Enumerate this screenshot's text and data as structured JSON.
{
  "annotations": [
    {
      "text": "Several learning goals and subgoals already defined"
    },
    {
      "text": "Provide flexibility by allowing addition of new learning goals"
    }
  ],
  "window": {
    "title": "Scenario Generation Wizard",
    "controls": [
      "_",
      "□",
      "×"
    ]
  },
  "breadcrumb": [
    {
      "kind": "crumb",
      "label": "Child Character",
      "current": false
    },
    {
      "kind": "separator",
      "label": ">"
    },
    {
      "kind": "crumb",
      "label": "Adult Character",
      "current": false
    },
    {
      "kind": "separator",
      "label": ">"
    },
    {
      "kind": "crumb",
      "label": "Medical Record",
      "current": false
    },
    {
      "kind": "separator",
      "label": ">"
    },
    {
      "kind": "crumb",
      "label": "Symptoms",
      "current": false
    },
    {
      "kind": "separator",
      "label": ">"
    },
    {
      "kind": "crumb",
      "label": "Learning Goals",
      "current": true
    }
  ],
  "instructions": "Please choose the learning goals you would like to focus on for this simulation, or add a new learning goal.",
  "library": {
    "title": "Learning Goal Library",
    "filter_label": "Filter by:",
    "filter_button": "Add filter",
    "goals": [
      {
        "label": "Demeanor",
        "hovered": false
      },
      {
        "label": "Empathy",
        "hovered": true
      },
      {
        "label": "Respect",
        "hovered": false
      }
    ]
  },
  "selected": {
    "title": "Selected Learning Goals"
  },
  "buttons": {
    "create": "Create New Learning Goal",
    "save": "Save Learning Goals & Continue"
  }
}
___
* [Given instruction]:
Using the data above, print every record exactly as shown.

* [Response to the exercise]:
Enumerate this screenshot's text and data as structured JSON.
{
  "annotations": [
    {
      "text": "Several learning goals and subgoals already defined"
    },
    {
      "text": "Provide flexibility by allowing addition of new learning goals"
    }
  ],
  "window": {
    "title": "Scenario Generation Wizard",
    "controls": [
      "_",
      "□",
      "×"
    ]
  },
  "breadcrumb": [
    {
      "kind": "crumb",
      "label": "Child Character",
      "current": false
    },
    {
      "kind": "separator",
      "label": ">"
    },
    {
      "kind": "crumb",
      "label": "Adult Character",
      "current": false
    },
    {
      "kind": "separator",
      "label": ">"
    },
    {
      "kind": "crumb",
      "label": "Medical Record",
      "current": false
    },
    {
      "kind": "separator",
      "label": ">"
    },
    {
      "kind": "crumb",
      "label": "Symptoms",
      "current": false
    },
    {
      "kind": "separator",
      "label": ">"
    },
    {
      "kind": "crumb",
      "label": "Learning Goals",
      "current": true
    }
  ],
  "instructions": "Please choose the learning goals you would like to focus on for this simulation, or add a new learning goal.",
  "library": {
    "title": "Learning Goal Library",
    "filter_label": "Filter by:",
    "filter_button": "Add filter",
    "goals": [
      {
        "label": "Demeanor",
        "hovered": false
      },
      {
        "label": "Empathy",
        "hovered": true
      },
      {
        "label": "Respect",
        "hovered": false
      }
    ]
  },
  "selected": {
    "title": "Selected Learning Goals"
  },
  "buttons": {
    "create": "Create New Learning Goal",
    "save": "Save Learning Goals & Continue"
  }
}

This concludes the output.